> _SHORT PROBLEM_: Print the records again, character for character.

___ GIVEN INFORMATION ___

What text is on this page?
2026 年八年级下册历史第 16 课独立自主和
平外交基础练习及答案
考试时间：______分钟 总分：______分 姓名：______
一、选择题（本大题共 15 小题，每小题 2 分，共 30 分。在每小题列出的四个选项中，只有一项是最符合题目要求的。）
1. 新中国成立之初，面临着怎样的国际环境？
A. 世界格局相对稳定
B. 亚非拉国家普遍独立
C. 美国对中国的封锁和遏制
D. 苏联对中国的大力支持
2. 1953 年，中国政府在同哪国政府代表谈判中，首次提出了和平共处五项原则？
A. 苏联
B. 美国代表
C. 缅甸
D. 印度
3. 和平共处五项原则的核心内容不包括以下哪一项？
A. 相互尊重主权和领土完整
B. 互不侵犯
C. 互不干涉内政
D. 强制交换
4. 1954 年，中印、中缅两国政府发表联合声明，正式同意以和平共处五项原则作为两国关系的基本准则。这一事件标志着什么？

___

> _COMPLETE RESPONSE_:
What text is on this page?
2026 年八年级下册历史第 16 课独立自主和
平外交基础练习及答案
考试时间：______分钟 总分：______分 姓名：______
一、选择题（本大题共 15 小题，每小题 2 分，共 30 分。在每小题列出的四个选项中，只有一项是最符合题目要求的。）
1. 新中国成立之初，面临着怎样的国际环境？
A. 世界格局相对稳定
B. 亚非拉国家普遍独立
C. 美国对中国的封锁和遏制
D. 苏联对中国的大力支持
2. 1953 年，中国政府在同哪国政府代表谈判中，首次提出了和平共处五项原则？
A. 苏联
B. 美国代表
C. 缅甸
D. 印度
3. 和平共处五项原则的核心内容不包括以下哪一项？
A. 相互尊重主权和领土完整
B. 互不侵犯
C. 互不干涉内政
D. 强制交换
4. 1954 年，中印、中缅两国政府发表联合声明，正式同意以和平共处五项原则作为两国关系的基本准则。这一事件标志着什么？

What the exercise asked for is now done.